Task requirements - Locate each line in the records containing "title". Copy it.

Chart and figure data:
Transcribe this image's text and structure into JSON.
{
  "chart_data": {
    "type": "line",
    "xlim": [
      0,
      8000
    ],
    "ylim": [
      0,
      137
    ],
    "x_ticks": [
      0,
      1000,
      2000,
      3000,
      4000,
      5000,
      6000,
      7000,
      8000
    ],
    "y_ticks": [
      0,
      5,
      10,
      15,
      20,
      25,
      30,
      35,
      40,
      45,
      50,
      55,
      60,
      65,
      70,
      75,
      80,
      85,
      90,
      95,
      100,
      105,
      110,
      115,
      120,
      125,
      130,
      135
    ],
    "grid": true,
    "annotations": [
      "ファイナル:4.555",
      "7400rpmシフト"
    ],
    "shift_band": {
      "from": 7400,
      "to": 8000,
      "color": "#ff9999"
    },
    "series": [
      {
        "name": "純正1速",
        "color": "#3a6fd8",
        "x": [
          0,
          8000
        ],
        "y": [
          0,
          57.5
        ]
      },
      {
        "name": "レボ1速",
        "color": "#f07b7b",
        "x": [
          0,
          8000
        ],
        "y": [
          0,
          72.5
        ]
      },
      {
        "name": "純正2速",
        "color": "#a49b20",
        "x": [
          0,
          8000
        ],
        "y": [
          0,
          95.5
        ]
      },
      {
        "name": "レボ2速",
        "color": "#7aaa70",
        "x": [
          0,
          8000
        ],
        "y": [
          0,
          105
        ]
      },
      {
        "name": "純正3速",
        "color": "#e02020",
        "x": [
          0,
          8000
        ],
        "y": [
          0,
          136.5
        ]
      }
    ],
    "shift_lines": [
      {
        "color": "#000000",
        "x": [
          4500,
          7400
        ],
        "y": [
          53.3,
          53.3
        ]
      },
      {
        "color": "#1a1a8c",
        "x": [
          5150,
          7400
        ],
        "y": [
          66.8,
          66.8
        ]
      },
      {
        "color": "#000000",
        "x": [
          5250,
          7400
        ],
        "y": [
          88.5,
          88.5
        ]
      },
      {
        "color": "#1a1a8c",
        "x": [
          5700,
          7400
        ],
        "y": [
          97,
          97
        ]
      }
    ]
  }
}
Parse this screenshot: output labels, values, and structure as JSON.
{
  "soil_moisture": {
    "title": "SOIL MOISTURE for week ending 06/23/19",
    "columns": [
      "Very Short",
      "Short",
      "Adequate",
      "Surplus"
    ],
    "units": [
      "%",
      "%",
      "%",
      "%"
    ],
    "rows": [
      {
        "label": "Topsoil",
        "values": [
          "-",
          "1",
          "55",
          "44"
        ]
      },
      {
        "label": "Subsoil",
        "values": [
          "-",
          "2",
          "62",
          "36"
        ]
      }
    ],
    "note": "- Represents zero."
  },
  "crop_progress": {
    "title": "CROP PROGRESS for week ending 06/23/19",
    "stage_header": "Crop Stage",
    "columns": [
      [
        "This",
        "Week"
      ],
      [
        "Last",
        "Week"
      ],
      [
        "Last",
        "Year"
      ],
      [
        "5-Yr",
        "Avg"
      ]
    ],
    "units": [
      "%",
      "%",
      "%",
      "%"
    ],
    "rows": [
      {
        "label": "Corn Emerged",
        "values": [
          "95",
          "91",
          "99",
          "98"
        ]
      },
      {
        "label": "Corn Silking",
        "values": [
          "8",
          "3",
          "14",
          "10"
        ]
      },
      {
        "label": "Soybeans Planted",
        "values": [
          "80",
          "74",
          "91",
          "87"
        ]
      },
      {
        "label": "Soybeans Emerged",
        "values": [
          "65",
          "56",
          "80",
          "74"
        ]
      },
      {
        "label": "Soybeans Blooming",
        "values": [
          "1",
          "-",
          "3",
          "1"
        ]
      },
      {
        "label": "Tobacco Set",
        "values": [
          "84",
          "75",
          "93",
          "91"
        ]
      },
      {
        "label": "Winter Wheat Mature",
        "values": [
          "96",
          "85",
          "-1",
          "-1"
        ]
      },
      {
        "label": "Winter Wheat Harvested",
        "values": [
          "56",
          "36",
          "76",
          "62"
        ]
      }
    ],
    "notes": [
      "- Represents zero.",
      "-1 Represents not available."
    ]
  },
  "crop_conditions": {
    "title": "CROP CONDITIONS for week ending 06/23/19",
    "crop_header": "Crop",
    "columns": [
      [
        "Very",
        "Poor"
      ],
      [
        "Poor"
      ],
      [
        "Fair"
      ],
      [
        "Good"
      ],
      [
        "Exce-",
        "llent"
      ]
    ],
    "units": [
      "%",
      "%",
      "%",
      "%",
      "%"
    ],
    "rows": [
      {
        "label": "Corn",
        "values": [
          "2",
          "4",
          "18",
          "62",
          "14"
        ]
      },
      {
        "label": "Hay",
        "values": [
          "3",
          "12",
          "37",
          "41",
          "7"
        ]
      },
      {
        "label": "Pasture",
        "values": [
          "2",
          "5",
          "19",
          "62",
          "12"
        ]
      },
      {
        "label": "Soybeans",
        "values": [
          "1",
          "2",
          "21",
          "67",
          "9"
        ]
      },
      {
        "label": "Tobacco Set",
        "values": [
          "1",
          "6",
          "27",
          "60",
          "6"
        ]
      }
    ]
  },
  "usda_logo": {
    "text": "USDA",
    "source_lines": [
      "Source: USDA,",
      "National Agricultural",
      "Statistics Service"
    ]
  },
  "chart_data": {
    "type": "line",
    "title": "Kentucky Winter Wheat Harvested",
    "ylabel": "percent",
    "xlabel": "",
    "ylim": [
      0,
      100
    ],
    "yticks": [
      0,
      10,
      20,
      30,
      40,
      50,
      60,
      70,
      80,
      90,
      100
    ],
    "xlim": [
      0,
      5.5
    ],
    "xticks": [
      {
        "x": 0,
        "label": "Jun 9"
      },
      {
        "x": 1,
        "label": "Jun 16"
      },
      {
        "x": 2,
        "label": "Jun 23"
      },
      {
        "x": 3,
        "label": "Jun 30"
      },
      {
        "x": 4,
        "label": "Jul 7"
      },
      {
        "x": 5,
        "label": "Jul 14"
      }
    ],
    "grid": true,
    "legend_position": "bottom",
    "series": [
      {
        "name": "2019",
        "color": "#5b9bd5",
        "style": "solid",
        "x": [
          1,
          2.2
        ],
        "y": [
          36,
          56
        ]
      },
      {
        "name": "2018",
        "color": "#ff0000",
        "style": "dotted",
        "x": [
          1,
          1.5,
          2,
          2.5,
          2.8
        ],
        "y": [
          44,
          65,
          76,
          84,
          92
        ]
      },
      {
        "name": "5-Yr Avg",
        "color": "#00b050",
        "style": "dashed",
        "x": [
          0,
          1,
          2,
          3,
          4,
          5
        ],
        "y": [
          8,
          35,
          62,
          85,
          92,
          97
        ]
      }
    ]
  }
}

Result of this task -
    "title": "SOIL MOISTURE for week ending 06/23/19",
    "title": "CROP PROGRESS for week ending 06/23/19",
    "title": "CROP CONDITIONS for week ending 06/23/19",
    "title": "Kentucky Winter Wheat Harvested",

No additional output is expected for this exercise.